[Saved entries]
—————
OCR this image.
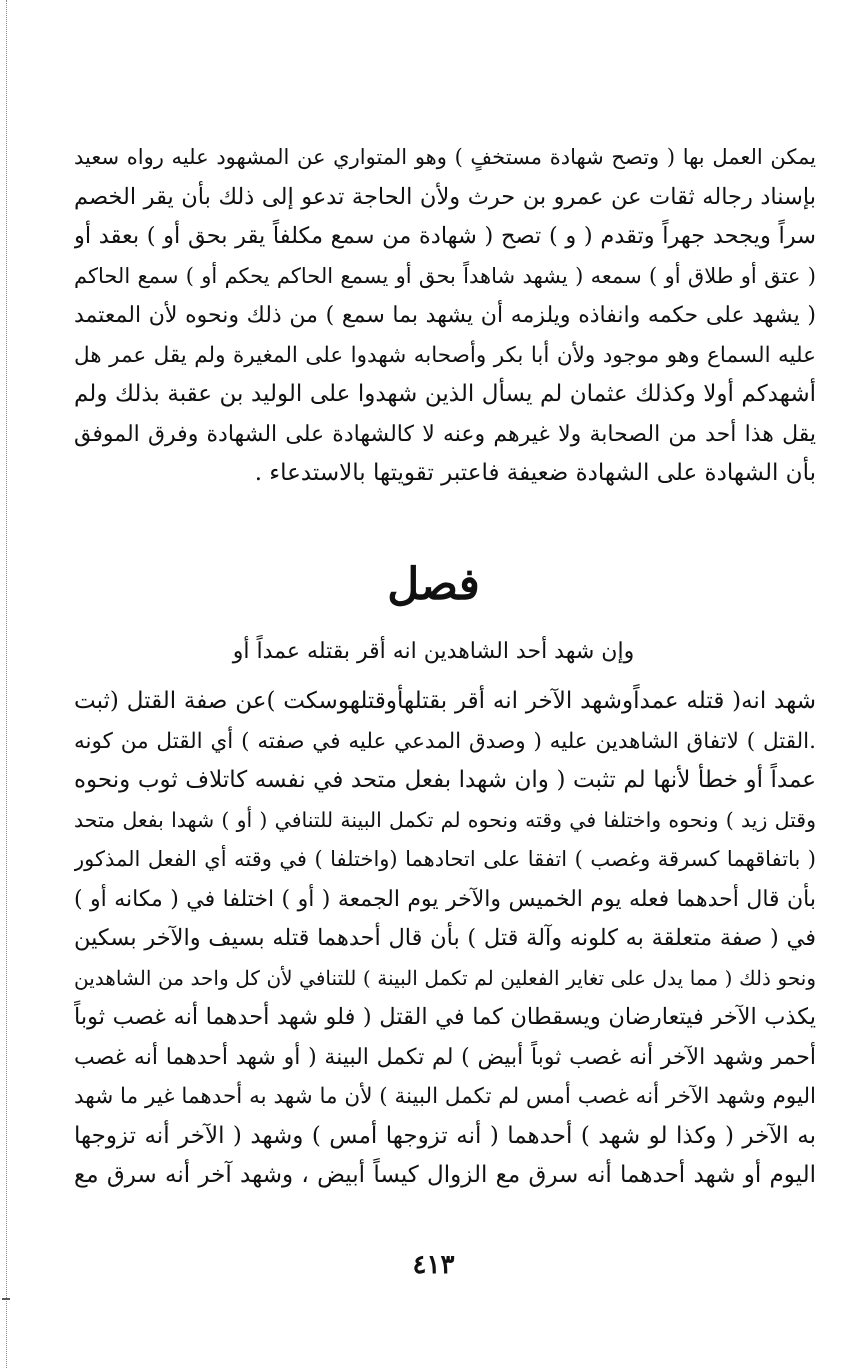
يمكن العمل بها ( وتصح شهادة مستخفٍ ) وهو المتواري عن المشهود عليه رواه سعيد
بإسناد رجاله ثقات عن عمرو بن حرث ولأن الحاجة تدعو إلى ذلك بأن يقر الخصم
سراً ويجحد جهراً وتقدم ( و ) تصح ( شهادة من سمع مكلفاً يقر بحق أو ) بعقد أو
( عتق أو طلاق أو ) سمعه ( يشهد شاهداً بحق أو يسمع الحاكم يحكم أو ) سمع الحاكم
( يشهد على حكمه وانفاذه ويلزمه أن يشهد بما سمع ) من ذلك ونحوه لأن المعتمد
عليه السماع وهو موجود ولأن أبا بكر وأصحابه شهدوا على المغيرة ولم يقل عمر هل
أشهدكم أولا وكذلك عثمان لم يسأل الذين شهدوا على الوليد بن عقبة بذلك ولم
يقل هذا أحد من الصحابة ولا غيرهم وعنه لا كالشهادة على الشهادة وفرق الموفق
بأن الشهادة على الشهادة ضعيفة فاعتبر تقويتها بالاستدعاء .
فصل
وإن شهد أحد الشاهدين انه أقر بقتله عمداً أو
شهد انه( قتله عمداًوشهد الآخر انه أقر بقتلهأوقتلهوسكت )عن صفة القتل (ثبت
.القتل ) لاتفاق الشاهدين عليه ( وصدق المدعي عليه في صفته ) أي القتل من كونه
عمداً أو خطأ لأنها لم تثبت ( وان شهدا بفعل متحد في نفسه كاتلاف ثوب ونحوه
وقتل زيد ) ونحوه واختلفا في وقته ونحوه لم تكمل البينة للتنافي ( أو ) شهدا بفعل متحد
( باتفاقهما كسرقة وغصب ) اتفقا على اتحادهما (واختلفا ) في وقته أي الفعل المذكور
بأن قال أحدهما فعله يوم الخميس والآخر يوم الجمعة ( أو ) اختلفا في ( مكانه أو )
في ( صفة متعلقة به كلونه وآلة قتل ) بأن قال أحدهما قتله بسيف والآخر بسكين
ونحو ذلك ( مما يدل على تغاير الفعلين لم تكمل البينة ) للتنافي لأن كل واحد من الشاهدين
يكذب الآخر فيتعارضان ويسقطان كما في القتل ( فلو شهد أحدهما أنه غصب ثوباً
أحمر وشهد الآخر أنه غصب ثوباً أبيض ) لم تكمل البينة ( أو شهد أحدهما أنه غصب
اليوم وشهد الآخر أنه غصب أمس لم تكمل البينة ) لأن ما شهد به أحدهما غير ما شهد
به الآخر ( وكذا لو شهد ) أحدهما ( أنه تزوجها أمس ) وشهد ( الآخر أنه تزوجها
اليوم أو شهد أحدهما أنه سرق مع الزوال كيساً أبيض ، وشهد آخر أنه سرق مع
٤١٣
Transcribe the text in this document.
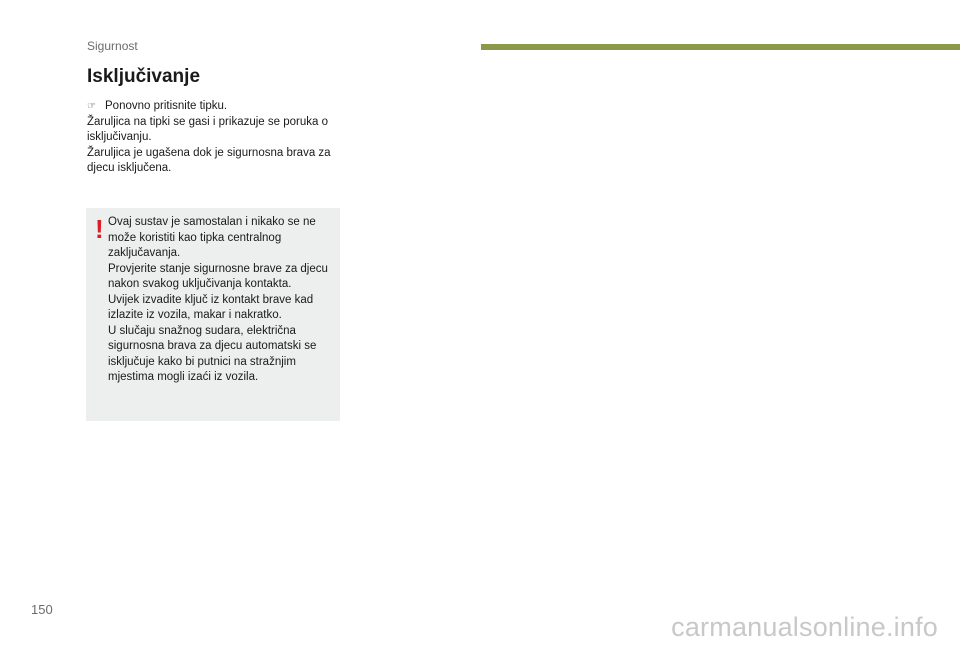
Sigurnost
Isključivanje
☞ Ponovno pritisnite tipku.

Žaruljica na tipki se gasi i prikazuje se poruka o isključivanju.

Žaruljica je ugašena dok je sigurnosna brava za djecu isključena.

! Ovaj sustav je samostalan i nikako se ne može koristiti kao tipka centralnog zaključavanja.

Provjerite stanje sigurnosne brave za djecu nakon svakog uključivanja kontakta.

Uvijek izvadite ključ iz kontakt brave kad izlazite iz vozila, makar i nakratko.

U slučaju snažnog sudara, električna sigurnosna brava za djecu automatski se isključuje kako bi putnici na stražnjim mjestima mogli izaći iz vozila.

150
carmanualsonline.info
—————
SET PROBLEM:
In the records above, locate every line with the string "ولأن" and copy it.

SOLUTION TO THE EXERCISE:
بإسناد رجاله ثقات عن عمرو بن حرث ولأن الحاجة تدعو إلى ذلك بأن يقر الخصم
عليه السماع وهو موجود ولأن أبا بكر وأصحابه شهدوا على المغيرة ولم يقل عمر هل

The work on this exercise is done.